- [Work required]: Please output the entries below from the line that contains "Convert this document image to plain text." through the final line, reproduced exactly and alone.

[Collection entries]
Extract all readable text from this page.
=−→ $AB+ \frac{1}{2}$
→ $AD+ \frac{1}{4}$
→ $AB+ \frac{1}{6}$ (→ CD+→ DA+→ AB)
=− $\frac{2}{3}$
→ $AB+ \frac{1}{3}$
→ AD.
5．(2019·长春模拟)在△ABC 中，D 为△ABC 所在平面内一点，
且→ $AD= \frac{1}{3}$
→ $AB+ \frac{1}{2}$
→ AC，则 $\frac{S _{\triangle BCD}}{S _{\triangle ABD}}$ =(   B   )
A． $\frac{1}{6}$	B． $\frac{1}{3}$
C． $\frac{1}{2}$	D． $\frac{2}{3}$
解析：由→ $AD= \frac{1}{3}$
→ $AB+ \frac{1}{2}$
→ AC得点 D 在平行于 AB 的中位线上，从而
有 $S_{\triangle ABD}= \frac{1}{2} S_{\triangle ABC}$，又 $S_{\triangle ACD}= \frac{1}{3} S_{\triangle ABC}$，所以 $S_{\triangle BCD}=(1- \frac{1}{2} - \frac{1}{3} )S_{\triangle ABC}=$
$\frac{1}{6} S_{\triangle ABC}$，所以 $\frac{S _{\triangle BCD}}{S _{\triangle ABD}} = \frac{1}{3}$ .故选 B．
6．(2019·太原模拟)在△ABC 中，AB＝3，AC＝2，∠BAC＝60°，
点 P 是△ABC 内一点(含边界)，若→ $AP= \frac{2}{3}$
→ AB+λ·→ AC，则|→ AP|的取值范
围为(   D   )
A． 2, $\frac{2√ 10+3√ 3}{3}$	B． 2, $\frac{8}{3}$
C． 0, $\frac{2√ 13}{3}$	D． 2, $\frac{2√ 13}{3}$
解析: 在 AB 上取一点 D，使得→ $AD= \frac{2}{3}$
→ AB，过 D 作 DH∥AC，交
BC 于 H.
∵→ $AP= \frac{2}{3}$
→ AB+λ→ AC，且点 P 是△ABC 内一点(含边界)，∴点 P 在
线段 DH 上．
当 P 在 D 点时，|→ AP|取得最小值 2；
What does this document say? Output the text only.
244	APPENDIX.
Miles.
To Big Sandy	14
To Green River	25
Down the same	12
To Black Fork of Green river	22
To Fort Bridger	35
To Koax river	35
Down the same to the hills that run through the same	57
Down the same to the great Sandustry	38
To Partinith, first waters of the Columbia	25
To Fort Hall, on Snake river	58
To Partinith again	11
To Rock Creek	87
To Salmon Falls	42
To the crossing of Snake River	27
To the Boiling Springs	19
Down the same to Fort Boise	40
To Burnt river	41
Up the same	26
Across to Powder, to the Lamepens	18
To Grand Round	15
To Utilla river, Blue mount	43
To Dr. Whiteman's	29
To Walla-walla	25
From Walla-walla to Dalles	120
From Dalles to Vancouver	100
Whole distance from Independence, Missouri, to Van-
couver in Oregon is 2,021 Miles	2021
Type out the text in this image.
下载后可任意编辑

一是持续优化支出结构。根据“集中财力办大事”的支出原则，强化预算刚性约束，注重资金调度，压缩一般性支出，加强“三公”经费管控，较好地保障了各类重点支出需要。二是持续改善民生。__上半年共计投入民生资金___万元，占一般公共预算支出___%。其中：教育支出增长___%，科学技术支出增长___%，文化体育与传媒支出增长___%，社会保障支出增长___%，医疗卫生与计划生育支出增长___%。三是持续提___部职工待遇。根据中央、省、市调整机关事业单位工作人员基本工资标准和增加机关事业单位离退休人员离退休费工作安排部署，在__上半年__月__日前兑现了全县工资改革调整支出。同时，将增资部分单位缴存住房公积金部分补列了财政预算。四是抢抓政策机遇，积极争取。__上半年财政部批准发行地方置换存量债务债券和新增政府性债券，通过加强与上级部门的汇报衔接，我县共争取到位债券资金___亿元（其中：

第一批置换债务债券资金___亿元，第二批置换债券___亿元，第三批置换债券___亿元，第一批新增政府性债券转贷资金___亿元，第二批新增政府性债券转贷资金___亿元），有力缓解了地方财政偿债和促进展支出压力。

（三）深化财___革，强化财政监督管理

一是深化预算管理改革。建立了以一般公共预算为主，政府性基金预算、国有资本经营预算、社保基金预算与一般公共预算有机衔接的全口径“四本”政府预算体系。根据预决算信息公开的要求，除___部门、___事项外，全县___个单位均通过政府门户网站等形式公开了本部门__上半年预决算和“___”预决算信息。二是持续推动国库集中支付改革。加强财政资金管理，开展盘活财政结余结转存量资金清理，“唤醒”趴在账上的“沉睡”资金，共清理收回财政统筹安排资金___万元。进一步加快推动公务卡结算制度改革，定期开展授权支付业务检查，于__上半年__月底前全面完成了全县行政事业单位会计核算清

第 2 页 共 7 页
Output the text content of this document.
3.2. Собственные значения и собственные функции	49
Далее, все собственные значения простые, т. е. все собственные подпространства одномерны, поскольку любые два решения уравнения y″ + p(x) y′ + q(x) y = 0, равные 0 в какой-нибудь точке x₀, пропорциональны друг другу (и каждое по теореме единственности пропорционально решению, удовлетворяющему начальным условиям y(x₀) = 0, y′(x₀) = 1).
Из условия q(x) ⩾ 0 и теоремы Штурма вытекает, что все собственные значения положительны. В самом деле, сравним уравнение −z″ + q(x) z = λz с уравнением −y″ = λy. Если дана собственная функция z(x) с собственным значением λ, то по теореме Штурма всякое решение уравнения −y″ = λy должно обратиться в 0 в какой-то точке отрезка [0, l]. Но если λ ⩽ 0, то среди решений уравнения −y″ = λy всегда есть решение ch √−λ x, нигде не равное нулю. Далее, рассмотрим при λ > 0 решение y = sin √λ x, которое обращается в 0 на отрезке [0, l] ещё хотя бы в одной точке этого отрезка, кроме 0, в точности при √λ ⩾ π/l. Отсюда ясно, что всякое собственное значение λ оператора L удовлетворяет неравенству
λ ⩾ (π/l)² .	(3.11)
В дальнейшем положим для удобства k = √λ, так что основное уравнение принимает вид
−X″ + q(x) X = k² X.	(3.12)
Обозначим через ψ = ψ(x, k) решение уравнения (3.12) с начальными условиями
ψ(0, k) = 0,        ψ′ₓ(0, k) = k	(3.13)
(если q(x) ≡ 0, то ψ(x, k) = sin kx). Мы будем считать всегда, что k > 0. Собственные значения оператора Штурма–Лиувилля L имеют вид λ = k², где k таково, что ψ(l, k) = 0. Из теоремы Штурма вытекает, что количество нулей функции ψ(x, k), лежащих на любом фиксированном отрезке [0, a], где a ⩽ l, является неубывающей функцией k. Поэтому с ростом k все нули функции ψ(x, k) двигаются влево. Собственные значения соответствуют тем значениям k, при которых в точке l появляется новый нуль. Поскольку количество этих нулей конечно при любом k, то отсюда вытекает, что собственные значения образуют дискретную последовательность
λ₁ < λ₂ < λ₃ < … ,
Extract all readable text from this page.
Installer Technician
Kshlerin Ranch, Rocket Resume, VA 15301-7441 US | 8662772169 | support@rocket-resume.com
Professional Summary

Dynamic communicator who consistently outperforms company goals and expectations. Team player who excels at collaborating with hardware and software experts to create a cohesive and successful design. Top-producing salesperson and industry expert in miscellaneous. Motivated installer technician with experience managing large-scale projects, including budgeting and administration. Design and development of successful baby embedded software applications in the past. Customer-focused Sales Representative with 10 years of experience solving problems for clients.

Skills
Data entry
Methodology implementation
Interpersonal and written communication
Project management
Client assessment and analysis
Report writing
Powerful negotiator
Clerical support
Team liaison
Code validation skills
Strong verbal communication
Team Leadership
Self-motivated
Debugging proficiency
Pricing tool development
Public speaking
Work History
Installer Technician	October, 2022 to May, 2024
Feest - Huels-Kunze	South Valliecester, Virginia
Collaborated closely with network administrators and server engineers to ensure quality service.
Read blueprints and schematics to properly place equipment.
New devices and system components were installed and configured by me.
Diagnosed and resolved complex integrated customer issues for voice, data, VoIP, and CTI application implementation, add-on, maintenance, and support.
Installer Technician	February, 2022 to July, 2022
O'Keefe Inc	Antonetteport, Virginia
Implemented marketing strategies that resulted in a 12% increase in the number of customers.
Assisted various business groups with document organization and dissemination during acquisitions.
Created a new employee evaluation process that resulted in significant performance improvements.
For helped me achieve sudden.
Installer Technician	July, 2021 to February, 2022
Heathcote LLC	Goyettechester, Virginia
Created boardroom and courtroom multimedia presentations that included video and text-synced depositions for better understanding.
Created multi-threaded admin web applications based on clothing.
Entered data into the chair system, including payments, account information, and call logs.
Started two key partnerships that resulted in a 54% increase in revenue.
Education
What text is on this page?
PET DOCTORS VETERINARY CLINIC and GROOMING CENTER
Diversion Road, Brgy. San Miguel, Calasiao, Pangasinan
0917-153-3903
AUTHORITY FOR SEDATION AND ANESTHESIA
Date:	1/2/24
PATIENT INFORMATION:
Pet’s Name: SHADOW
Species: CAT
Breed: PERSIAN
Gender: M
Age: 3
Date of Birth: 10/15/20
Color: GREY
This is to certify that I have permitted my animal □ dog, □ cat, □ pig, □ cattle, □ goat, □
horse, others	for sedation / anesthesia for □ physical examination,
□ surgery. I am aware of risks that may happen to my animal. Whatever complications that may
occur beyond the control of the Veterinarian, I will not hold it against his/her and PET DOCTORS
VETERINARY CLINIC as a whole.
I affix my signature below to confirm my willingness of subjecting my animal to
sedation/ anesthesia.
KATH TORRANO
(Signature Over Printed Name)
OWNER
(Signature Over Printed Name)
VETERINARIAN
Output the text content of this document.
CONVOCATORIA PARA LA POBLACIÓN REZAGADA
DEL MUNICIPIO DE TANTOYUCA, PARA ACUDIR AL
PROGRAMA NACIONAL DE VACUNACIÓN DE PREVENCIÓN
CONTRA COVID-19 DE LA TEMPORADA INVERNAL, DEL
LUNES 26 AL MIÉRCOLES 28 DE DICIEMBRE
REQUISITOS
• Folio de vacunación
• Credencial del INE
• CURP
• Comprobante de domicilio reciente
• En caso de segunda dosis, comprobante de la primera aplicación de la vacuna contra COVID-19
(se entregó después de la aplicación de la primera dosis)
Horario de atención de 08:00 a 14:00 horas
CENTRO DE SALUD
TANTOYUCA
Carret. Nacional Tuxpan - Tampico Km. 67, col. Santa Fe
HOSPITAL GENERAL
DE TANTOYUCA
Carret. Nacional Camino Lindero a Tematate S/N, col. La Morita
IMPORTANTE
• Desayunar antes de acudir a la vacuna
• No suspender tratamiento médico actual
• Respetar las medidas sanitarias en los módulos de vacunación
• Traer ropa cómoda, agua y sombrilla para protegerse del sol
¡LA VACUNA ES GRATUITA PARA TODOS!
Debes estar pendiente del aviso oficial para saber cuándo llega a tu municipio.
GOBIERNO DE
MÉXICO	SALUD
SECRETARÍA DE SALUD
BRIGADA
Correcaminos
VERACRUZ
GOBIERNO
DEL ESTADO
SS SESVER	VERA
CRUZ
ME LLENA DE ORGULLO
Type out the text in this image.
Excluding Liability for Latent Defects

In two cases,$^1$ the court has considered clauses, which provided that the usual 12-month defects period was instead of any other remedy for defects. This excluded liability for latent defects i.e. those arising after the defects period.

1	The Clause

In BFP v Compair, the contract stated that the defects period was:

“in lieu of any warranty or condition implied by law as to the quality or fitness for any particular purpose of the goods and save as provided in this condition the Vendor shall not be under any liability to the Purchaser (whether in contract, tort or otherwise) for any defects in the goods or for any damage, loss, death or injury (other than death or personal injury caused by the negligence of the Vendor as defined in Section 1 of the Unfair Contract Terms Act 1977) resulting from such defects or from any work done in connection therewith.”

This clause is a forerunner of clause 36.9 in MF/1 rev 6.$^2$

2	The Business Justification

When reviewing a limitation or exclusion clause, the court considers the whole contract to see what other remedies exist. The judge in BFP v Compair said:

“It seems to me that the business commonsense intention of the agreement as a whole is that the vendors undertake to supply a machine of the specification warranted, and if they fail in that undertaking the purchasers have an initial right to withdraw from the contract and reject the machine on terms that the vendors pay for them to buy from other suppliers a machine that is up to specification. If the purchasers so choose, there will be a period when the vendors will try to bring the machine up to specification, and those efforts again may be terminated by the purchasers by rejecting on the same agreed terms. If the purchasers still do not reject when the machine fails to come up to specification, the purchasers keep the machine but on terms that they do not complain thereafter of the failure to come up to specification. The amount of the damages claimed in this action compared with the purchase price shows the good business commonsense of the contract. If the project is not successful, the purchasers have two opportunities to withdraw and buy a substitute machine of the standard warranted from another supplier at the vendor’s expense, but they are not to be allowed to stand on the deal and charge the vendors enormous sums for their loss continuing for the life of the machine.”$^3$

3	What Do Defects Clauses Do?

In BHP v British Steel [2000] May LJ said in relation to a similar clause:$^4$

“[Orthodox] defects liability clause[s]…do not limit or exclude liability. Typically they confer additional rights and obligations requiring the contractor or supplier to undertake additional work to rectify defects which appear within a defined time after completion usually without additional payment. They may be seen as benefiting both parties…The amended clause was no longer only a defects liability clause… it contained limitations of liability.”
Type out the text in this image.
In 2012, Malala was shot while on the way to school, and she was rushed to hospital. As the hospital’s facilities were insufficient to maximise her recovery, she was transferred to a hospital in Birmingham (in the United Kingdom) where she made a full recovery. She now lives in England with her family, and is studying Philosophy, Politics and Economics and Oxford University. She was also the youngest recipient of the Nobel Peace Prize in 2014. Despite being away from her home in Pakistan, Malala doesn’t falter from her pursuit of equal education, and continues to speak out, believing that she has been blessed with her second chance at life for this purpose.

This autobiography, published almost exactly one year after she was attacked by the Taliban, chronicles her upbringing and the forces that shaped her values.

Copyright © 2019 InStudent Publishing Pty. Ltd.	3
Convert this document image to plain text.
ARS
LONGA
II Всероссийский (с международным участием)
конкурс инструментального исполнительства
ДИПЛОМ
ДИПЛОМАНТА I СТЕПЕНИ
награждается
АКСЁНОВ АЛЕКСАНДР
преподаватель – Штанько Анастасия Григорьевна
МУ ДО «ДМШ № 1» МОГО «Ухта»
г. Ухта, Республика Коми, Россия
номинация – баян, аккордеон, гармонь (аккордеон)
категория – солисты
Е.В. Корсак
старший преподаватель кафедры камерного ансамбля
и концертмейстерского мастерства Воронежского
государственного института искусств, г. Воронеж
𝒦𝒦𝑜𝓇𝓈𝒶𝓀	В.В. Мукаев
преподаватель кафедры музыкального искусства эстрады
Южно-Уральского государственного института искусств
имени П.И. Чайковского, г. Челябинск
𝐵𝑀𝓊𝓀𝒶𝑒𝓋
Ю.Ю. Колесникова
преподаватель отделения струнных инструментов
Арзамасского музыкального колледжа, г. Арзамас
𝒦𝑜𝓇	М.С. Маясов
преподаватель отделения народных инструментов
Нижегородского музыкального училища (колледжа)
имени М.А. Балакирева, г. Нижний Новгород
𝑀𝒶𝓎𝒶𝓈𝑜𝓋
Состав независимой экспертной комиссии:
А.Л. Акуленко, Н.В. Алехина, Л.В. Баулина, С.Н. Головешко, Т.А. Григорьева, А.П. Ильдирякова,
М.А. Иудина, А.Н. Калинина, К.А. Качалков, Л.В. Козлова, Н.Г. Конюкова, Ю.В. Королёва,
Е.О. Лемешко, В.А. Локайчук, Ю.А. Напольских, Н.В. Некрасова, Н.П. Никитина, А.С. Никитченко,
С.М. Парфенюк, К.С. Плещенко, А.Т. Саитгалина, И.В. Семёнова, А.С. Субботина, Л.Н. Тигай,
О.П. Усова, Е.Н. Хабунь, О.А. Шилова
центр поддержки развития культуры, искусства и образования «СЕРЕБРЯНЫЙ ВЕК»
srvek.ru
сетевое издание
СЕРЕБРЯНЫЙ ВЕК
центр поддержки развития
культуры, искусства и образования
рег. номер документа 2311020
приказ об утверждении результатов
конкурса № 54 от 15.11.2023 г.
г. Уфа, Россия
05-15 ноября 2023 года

- [Solution to this task]:
Convert this document image to plain text.
ARS
LONGA
II Всероссийский (с международным участием)
конкурс инструментального исполнительства
ДИПЛОМ
ДИПЛОМАНТА I СТЕПЕНИ
награждается
АКСЁНОВ АЛЕКСАНДР
преподаватель – Штанько Анастасия Григорьевна
МУ ДО «ДМШ № 1» МОГО «Ухта»
г. Ухта, Республика Коми, Россия
номинация – баян, аккордеон, гармонь (аккордеон)
категория – солисты
Е.В. Корсак
старший преподаватель кафедры камерного ансамбля
и концертмейстерского мастерства Воронежского
государственного института искусств, г. Воронеж
𝒦𝒦𝑜𝓇𝓈𝒶𝓀	В.В. Мукаев
преподаватель кафедры музыкального искусства эстрады
Южно-Уральского государственного института искусств
имени П.И. Чайковского, г. Челябинск
𝐵𝑀𝓊𝓀𝒶𝑒𝓋
Ю.Ю. Колесникова
преподаватель отделения струнных инструментов
Арзамасского музыкального колледжа, г. Арзамас
𝒦𝑜𝓇	М.С. Маясов
преподаватель отделения народных инструментов
Нижегородского музыкального училища (колледжа)
имени М.А. Балакирева, г. Нижний Новгород
𝑀𝒶𝓎𝒶𝓈𝑜𝓋
Состав независимой экспертной комиссии:
А.Л. Акуленко, Н.В. Алехина, Л.В. Баулина, С.Н. Головешко, Т.А. Григорьева, А.П. Ильдирякова,
М.А. Иудина, А.Н. Калинина, К.А. Качалков, Л.В. Козлова, Н.Г. Конюкова, Ю.В. Королёва,
Е.О. Лемешко, В.А. Локайчук, Ю.А. Напольских, Н.В. Некрасова, Н.П. Никитина, А.С. Никитченко,
С.М. Парфенюк, К.С. Плещенко, А.Т. Саитгалина, И.В. Семёнова, А.С. Субботина, Л.Н. Тигай,
О.П. Усова, Е.Н. Хабунь, О.А. Шилова
центр поддержки развития культуры, искусства и образования «СЕРЕБРЯНЫЙ ВЕК»
srvek.ru
сетевое издание
СЕРЕБРЯНЫЙ ВЕК
центр поддержки развития
культуры, искусства и образования
рег. номер документа 2311020
приказ об утверждении результатов
конкурса № 54 от 15.11.2023 г.
г. Уфа, Россия
05-15 ноября 2023 года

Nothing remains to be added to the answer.